Dataset items:
* * * * * * *

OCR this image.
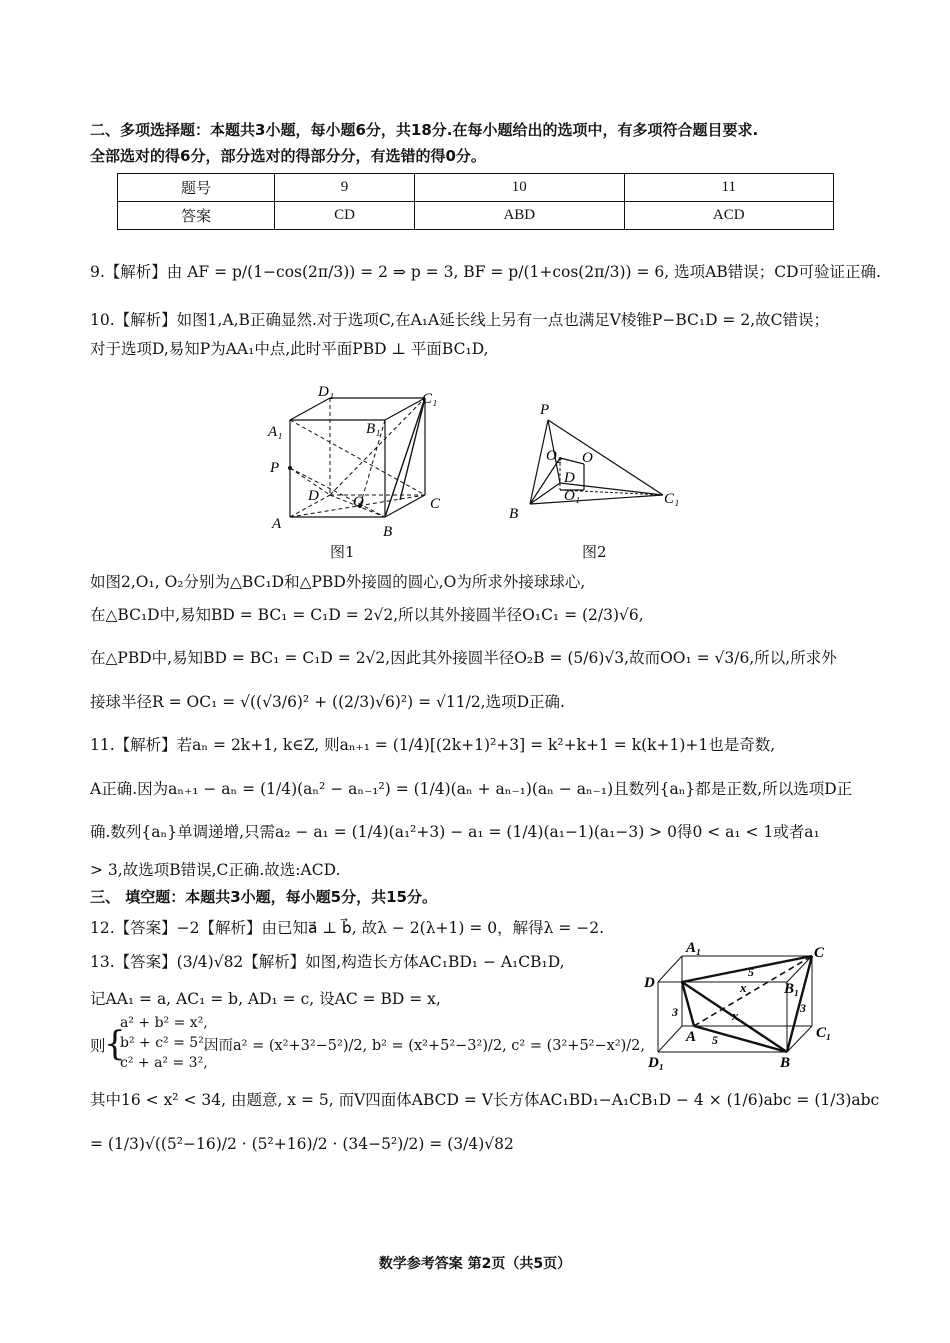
二、多项选择题：本题共3小题，每小题6分，共18分.在每小题给出的选项中，有多项符合题目要求.
全部选对的得6分，部分选对的得部分分，有选错的得0分。
题号	9	10	11
答案	CD	ABD	ACD
9.【解析】由 AF = p/(1−cos(2π/3)) = 2 ⇒ p = 3, BF = p/(1+cos(2π/3)) = 6, 选项AB错误；CD可验证正确.
10.【解析】如图1,A,B正确显然.对于选项C,在A₁A延长线上另有一点也满足V棱锥P−BC₁D = 2,故C错误；
对于选项D,易知P为AA₁中点,此时平面PBD ⊥ 平面BC₁D,
D₁	C₁
A₁	B₁
P
D O	C
A	B
图1
P
O₂ O
D
O₁	C₁
B
图2
如图2,O₁, O₂分别为△BC₁D和△PBD外接圆的圆心,O为所求外接球球心,
在△BC₁D中,易知BD = BC₁ = C₁D = 2√2,所以其外接圆半径O₁C₁ = (2/3)√6,
在△PBD中,易知BD = BC₁ = C₁D = 2√2,因此其外接圆半径O₂B = (5/6)√3,故而OO₁ = √3/6,所以,所求外
接球半径R = OC₁ = √((√3/6)² + ((2/3)√6)²) = √11/2,选项D正确.
11.【解析】若aₙ = 2k+1, k∈Z, 则aₙ₊₁ = (1/4)[(2k+1)²+3] = k²+k+1 = k(k+1)+1也是奇数,
A正确.因为aₙ₊₁ − aₙ = (1/4)(aₙ² − aₙ₋₁²) = (1/4)(aₙ + aₙ₋₁)(aₙ − aₙ₋₁)且数列{aₙ}都是正数,所以选项D正
确.数列{aₙ}单调递增,只需a₂ − a₁ = (1/4)(a₁²+3) − a₁ = (1/4)(a₁−1)(a₁−3) > 0得0 < a₁ < 1或者a₁
> 3,故选项B错误,C正确.故选:ACD.
三、 填空题：本题共3小题，每小题5分，共15分。
12.【答案】−2【解析】由已知a⃗ ⊥ b⃗, 故λ − 2(λ+1) = 0，解得λ = −2.
13.【答案】(3/4)√82【解析】如图,构造长方体AC₁BD₁ − A₁CB₁D,
记AA₁ = a, AC₁ = b, AD₁ = c, 设AC = BD = x,
则
{
a² + b² = x²,
b² + c² = 5²,
c² + a² = 3²,
因而a² = (x²+3²−5²)/2, b² = (x²+5²−3²)/2, c² = (3²+5²−x²)/2,
其中16 < x² < 34, 由题意, x = 5, 而V四面体ABCD = V长方体AC₁BD₁−A₁CB₁D − 4 × (1/6)abc = (1/3)abc
= (1/3)√((5²−16)/2 · (5²+16)/2 · (34−5²)/2) = (3/4)√82
A₁	C
D	B₁
C₁
A
D₁	B
5
x
x
3	3
5
数学参考答案 第2页（共5页）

* * * * * * *

▶ **Stated problem**: The pictures should not appear in the copy; every other part of the records above must be returned exactly.

▶ **Task solution**:
OCR this image.
二、多项选择题：本题共3小题，每小题6分，共18分.在每小题给出的选项中，有多项符合题目要求.
全部选对的得6分，部分选对的得部分分，有选错的得0分。
题号	9	10	11
答案	CD	ABD	ACD
9.【解析】由 AF = p/(1−cos(2π/3)) = 2 ⇒ p = 3, BF = p/(1+cos(2π/3)) = 6, 选项AB错误；CD可验证正确.
10.【解析】如图1,A,B正确显然.对于选项C,在A₁A延长线上另有一点也满足V棱锥P−BC₁D = 2,故C错误；
对于选项D,易知P为AA₁中点,此时平面PBD ⊥ 平面BC₁D,
D₁	C₁
A₁	B₁
P
D O	C
A	B
图1
P
O₂ O
D
O₁	C₁
B
图2
如图2,O₁, O₂分别为△BC₁D和△PBD外接圆的圆心,O为所求外接球球心,
在△BC₁D中,易知BD = BC₁ = C₁D = 2√2,所以其外接圆半径O₁C₁ = (2/3)√6,
在△PBD中,易知BD = BC₁ = C₁D = 2√2,因此其外接圆半径O₂B = (5/6)√3,故而OO₁ = √3/6,所以,所求外
接球半径R = OC₁ = √((√3/6)² + ((2/3)√6)²) = √11/2,选项D正确.
11.【解析】若aₙ = 2k+1, k∈Z, 则aₙ₊₁ = (1/4)[(2k+1)²+3] = k²+k+1 = k(k+1)+1也是奇数,
A正确.因为aₙ₊₁ − aₙ = (1/4)(aₙ² − aₙ₋₁²) = (1/4)(aₙ + aₙ₋₁)(aₙ − aₙ₋₁)且数列{aₙ}都是正数,所以选项D正
确.数列{aₙ}单调递增,只需a₂ − a₁ = (1/4)(a₁²+3) − a₁ = (1/4)(a₁−1)(a₁−3) > 0得0 < a₁ < 1或者a₁
> 3,故选项B错误,C正确.故选:ACD.
三、 填空题：本题共3小题，每小题5分，共15分。
12.【答案】−2【解析】由已知a⃗ ⊥ b⃗, 故λ − 2(λ+1) = 0，解得λ = −2.
13.【答案】(3/4)√82【解析】如图,构造长方体AC₁BD₁ − A₁CB₁D,
记AA₁ = a, AC₁ = b, AD₁ = c, 设AC = BD = x,
则
{
a² + b² = x²,
b² + c² = 5²,
c² + a² = 3²,
因而a² = (x²+3²−5²)/2, b² = (x²+5²−3²)/2, c² = (3²+5²−x²)/2,
其中16 < x² < 34, 由题意, x = 5, 而V四面体ABCD = V长方体AC₁BD₁−A₁CB₁D − 4 × (1/6)abc = (1/3)abc
= (1/3)√((5²−16)/2 · (5²+16)/2 · (34−5²)/2) = (3/4)√82
A₁	C
D	B₁
C₁
A
D₁	B
5
x
x
3	3
5
数学参考答案 第2页（共5页）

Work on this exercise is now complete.